### Requirement
Every line that holds "Option" should be shown.
"""
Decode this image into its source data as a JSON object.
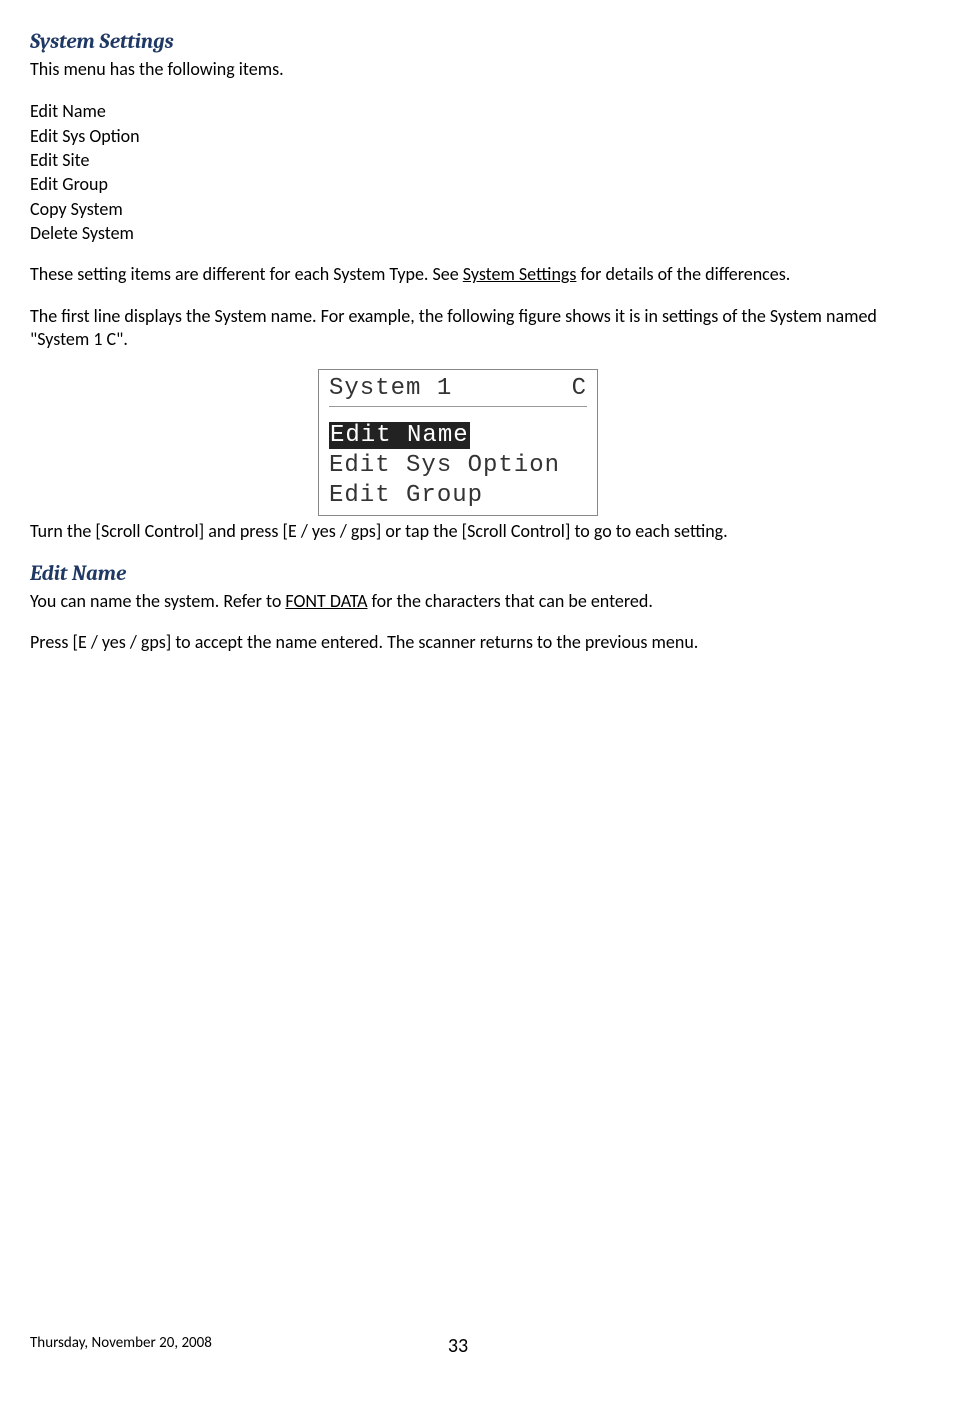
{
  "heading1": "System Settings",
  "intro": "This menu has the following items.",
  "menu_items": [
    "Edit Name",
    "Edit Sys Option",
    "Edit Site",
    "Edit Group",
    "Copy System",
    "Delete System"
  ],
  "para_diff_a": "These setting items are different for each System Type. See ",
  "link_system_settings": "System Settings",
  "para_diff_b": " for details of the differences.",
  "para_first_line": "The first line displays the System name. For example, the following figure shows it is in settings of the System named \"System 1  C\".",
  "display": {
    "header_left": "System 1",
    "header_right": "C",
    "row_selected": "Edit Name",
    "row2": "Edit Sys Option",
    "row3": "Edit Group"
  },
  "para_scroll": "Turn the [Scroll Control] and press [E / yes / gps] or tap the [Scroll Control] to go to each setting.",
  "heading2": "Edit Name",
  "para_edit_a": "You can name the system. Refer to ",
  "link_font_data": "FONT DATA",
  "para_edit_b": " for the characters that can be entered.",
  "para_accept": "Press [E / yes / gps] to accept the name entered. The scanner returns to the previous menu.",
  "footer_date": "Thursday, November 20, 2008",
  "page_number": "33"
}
"""
"""
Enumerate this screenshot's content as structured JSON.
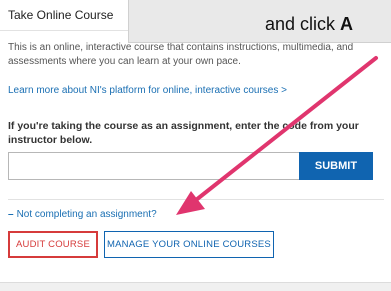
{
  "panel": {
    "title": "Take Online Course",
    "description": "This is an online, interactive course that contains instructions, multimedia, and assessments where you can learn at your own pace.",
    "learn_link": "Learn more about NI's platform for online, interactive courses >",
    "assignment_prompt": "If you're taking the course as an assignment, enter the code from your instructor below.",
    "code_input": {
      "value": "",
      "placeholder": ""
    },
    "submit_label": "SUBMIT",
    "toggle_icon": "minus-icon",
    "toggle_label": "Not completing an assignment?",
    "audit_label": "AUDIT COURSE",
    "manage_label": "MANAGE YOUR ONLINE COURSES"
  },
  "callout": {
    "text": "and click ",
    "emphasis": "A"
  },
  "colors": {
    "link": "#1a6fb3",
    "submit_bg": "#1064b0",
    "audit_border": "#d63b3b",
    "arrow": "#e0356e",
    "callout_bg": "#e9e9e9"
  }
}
"""
### Right answer
    "Edit Sys Option",
    "row2": "Edit Sys Option",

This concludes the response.